= SET PROBLEM =
Search the material for the string "amount", then return every line where it is found.

= MATERIAL =
───

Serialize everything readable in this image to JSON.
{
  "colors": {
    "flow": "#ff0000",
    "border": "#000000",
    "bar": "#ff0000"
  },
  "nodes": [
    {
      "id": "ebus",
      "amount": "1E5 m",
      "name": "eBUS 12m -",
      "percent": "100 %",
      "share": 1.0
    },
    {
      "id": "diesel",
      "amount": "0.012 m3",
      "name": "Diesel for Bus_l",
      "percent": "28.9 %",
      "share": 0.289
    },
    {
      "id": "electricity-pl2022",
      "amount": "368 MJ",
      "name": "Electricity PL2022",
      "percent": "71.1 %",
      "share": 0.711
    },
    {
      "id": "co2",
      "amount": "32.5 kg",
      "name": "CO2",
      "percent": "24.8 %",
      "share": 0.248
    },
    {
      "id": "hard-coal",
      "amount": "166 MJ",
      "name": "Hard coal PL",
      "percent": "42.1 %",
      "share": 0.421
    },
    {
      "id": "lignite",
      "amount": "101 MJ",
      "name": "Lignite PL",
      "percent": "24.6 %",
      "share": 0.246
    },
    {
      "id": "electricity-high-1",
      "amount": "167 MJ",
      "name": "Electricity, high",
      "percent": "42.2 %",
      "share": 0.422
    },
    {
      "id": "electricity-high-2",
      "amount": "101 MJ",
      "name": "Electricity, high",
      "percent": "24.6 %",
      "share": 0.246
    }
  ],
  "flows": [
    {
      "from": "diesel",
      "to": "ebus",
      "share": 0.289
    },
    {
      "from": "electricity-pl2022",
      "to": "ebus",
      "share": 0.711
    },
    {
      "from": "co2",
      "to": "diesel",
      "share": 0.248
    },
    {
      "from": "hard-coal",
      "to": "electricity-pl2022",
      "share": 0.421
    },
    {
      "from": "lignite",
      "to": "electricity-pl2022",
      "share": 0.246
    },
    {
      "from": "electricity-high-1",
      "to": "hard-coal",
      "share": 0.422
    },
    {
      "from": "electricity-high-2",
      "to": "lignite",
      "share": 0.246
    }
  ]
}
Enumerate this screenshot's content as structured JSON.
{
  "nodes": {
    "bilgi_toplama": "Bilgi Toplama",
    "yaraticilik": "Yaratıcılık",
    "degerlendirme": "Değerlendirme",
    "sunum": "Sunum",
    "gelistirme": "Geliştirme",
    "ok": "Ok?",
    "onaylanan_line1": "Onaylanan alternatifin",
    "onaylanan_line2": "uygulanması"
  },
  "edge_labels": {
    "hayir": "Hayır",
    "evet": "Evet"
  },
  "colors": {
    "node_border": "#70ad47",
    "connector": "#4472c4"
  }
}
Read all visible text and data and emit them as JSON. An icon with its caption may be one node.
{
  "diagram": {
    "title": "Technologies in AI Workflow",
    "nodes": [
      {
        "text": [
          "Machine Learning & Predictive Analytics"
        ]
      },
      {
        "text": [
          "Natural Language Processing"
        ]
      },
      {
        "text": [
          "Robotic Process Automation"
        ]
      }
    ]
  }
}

───

= TASK ANSWER =
      "amount": "1E5 m",
      "amount": "0.012 m3",
      "amount": "368 MJ",
      "amount": "32.5 kg",
      "amount": "166 MJ",
      "amount": "101 MJ",
      "amount": "167 MJ",
      "amount": "101 MJ",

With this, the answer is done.